Stored data entries
───

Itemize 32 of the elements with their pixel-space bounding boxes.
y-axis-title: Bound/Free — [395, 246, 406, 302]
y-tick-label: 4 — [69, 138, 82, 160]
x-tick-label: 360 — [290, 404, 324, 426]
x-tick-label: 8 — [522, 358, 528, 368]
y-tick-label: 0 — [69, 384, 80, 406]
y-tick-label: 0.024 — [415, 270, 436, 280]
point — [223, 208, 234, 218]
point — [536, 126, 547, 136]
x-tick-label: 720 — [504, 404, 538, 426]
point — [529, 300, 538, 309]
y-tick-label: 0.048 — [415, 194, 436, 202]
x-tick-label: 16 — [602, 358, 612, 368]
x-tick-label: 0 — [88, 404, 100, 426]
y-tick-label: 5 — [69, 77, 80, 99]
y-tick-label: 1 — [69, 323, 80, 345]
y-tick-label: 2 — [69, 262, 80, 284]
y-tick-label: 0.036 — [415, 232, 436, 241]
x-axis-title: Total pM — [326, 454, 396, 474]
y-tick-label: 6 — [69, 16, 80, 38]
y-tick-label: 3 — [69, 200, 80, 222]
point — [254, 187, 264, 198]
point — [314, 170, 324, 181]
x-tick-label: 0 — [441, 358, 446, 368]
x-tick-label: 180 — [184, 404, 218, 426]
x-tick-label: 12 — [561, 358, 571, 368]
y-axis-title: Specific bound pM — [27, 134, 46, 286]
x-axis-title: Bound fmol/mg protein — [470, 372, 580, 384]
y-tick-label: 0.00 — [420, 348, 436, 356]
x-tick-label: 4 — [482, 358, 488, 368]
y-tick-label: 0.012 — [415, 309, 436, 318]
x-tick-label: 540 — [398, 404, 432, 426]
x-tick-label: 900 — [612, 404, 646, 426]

───

◆ **ABOUT THIS TASK**: Where a line of the entries above holds the word "title", return that line.

◆ **WRITTEN ANSWER**:
y-axis-title: Bound/Free — [395, 246, 406, 302]
x-axis-title: Total pM — [326, 454, 396, 474]
y-axis-title: Specific bound pM — [27, 134, 46, 286]
x-axis-title: Bound fmol/mg protein — [470, 372, 580, 384]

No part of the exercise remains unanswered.